(INSTRUCTIONS TO FOLLOW): Gather every line below where "Train" appears.

____ DATA FOR PROCESSING

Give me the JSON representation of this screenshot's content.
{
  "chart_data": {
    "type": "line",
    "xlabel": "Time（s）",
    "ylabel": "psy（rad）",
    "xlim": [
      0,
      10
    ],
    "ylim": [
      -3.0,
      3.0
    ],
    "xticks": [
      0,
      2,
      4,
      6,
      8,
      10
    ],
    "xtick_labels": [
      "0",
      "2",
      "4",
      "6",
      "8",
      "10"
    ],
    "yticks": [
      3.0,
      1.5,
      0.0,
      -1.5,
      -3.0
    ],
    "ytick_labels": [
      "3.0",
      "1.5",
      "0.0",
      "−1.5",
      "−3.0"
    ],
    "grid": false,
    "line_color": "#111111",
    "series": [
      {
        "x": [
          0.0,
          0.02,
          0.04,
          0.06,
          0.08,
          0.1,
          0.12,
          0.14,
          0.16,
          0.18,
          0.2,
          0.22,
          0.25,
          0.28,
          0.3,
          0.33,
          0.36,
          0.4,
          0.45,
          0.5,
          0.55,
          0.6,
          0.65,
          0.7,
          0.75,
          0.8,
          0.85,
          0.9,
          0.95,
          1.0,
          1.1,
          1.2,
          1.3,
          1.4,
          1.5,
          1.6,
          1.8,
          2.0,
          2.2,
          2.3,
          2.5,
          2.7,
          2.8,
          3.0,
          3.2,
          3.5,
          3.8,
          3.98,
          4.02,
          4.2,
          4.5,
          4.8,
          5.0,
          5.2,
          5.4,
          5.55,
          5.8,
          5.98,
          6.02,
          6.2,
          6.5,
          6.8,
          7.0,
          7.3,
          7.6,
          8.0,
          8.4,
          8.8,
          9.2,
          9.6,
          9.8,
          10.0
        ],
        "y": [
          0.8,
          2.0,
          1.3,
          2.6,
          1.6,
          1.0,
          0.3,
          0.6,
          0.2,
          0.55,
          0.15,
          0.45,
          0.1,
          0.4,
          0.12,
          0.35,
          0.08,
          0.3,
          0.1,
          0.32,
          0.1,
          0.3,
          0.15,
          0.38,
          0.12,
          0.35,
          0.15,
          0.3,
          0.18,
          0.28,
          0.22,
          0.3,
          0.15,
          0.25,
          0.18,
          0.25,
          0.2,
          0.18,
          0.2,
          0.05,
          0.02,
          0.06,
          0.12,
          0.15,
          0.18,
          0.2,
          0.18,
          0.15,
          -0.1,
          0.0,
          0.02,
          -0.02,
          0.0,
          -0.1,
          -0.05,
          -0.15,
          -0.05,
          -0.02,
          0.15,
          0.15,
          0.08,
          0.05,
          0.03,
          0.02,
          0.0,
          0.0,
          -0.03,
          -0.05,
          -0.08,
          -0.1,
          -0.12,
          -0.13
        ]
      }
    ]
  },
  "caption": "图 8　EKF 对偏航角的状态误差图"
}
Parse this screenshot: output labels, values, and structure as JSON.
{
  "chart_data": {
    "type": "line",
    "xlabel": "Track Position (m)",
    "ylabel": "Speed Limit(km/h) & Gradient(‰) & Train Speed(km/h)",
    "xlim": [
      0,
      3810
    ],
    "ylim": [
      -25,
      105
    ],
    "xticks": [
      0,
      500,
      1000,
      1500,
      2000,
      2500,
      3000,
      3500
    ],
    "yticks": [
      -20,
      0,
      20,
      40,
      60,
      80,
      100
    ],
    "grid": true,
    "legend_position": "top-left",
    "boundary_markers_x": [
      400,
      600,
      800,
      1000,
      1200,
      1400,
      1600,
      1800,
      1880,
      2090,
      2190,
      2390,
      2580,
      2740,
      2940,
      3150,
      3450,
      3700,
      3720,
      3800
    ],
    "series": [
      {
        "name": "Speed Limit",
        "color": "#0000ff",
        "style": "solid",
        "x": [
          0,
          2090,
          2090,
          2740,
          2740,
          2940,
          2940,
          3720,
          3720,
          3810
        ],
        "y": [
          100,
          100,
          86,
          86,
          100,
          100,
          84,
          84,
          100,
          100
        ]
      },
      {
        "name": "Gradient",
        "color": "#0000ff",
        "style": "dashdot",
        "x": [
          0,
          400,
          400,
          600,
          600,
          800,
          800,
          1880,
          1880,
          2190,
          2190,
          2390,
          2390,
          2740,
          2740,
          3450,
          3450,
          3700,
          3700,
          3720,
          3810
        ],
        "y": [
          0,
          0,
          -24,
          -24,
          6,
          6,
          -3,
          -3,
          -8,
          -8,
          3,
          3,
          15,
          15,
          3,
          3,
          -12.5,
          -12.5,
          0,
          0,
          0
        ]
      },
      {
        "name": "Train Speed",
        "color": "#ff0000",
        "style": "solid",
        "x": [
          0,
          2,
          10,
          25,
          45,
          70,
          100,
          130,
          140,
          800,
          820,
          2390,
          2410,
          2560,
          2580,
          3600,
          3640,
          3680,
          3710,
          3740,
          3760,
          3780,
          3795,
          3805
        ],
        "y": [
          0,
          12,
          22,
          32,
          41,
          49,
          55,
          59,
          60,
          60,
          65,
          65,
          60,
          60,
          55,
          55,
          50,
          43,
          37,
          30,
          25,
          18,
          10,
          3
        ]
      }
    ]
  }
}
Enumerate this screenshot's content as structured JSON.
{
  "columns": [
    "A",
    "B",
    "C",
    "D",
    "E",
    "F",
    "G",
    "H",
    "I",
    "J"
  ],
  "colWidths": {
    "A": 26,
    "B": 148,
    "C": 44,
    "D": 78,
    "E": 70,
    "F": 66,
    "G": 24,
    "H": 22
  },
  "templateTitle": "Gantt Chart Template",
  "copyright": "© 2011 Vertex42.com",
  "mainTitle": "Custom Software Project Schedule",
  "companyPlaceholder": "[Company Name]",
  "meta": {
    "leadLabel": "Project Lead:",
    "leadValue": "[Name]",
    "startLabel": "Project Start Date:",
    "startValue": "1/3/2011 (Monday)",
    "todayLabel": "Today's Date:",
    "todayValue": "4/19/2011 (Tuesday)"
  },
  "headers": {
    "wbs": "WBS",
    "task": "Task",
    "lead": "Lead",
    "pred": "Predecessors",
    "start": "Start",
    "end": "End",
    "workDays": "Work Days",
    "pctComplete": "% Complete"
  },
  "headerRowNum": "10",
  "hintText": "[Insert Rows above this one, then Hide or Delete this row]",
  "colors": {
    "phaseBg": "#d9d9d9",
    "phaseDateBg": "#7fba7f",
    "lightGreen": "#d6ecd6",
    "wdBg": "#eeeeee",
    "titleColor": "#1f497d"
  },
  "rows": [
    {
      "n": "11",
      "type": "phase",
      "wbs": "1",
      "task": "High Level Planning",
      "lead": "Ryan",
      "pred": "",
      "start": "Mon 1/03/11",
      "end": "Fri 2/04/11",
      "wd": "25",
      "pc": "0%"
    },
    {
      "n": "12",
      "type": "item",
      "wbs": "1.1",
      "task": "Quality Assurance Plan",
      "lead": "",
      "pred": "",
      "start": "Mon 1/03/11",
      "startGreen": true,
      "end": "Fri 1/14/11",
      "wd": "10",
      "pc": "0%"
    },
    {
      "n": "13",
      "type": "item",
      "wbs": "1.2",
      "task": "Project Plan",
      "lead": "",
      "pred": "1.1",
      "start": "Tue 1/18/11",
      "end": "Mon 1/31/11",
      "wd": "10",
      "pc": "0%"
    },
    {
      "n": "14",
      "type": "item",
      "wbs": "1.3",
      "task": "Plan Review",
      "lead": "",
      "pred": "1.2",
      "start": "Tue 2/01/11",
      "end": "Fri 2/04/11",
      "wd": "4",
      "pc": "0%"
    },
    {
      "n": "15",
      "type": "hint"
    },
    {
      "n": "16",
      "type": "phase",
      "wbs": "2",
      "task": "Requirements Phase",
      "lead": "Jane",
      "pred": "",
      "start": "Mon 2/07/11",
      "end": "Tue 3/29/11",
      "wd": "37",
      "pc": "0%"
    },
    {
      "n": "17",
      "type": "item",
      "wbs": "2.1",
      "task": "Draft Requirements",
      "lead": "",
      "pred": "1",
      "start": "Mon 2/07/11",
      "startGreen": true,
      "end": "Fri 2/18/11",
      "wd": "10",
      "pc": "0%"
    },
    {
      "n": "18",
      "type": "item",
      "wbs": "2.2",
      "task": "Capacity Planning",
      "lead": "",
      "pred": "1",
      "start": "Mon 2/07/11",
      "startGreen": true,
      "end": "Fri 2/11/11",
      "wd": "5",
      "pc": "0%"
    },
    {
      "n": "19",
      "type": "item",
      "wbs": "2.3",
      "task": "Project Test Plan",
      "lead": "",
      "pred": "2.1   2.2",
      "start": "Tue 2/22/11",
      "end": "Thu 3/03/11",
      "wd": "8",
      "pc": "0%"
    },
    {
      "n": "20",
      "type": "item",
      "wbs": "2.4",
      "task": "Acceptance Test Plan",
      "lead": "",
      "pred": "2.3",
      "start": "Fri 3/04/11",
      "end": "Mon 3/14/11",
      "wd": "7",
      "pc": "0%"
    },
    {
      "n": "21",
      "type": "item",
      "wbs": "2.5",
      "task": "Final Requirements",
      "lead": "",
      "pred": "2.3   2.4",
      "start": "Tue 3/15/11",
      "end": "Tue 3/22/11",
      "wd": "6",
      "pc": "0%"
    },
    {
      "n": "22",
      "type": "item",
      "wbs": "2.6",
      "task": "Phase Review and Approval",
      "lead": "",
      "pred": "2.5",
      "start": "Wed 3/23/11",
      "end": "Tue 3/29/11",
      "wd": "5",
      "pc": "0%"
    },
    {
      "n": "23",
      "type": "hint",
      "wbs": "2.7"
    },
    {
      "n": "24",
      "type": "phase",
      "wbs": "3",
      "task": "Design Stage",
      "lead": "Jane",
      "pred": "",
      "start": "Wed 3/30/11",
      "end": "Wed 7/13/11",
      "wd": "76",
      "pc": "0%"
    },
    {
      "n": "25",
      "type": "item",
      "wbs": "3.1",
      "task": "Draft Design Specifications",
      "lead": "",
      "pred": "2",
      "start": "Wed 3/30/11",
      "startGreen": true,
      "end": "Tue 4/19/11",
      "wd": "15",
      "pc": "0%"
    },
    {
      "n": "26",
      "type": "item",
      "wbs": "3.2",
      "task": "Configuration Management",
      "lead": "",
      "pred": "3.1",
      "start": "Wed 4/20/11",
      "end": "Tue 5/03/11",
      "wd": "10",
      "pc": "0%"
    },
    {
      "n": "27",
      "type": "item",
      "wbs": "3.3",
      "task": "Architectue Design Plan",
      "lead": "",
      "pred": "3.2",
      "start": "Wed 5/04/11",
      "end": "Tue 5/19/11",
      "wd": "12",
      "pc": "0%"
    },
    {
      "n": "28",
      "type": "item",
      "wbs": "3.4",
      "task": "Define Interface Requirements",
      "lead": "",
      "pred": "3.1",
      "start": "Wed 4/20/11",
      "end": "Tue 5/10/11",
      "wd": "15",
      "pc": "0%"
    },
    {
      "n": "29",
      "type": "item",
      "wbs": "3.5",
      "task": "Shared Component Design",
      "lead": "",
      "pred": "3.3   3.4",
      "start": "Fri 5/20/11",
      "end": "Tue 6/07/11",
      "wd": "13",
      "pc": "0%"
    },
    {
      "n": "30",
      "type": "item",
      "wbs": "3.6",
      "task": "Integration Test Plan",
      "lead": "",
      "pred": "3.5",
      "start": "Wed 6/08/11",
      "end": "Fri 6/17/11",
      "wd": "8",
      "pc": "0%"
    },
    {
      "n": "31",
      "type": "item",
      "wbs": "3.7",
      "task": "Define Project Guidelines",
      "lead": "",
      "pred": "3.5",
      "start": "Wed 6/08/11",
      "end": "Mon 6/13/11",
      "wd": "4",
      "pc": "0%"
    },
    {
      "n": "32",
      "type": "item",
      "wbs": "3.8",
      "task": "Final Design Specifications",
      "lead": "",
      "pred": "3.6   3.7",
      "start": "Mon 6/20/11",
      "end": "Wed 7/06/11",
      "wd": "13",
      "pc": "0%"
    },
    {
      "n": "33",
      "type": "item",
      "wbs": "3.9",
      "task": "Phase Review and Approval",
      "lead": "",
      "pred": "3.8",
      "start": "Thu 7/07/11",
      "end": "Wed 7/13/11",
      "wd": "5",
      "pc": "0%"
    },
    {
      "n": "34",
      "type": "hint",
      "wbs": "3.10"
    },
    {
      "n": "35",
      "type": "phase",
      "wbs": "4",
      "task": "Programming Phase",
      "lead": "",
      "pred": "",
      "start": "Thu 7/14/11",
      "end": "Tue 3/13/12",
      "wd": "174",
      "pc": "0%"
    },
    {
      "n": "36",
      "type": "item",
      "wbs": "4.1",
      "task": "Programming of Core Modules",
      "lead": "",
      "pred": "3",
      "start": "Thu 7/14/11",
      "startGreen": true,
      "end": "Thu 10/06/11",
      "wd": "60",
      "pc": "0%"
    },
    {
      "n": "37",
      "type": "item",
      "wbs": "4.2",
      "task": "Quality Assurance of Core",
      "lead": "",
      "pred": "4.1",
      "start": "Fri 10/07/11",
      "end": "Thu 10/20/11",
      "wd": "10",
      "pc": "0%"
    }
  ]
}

________

(EXERCISE ANSWER):
    "ylabel": "Speed Limit(km/h) & Gradient(‰) & Train Speed(km/h)",
        "name": "Train Speed",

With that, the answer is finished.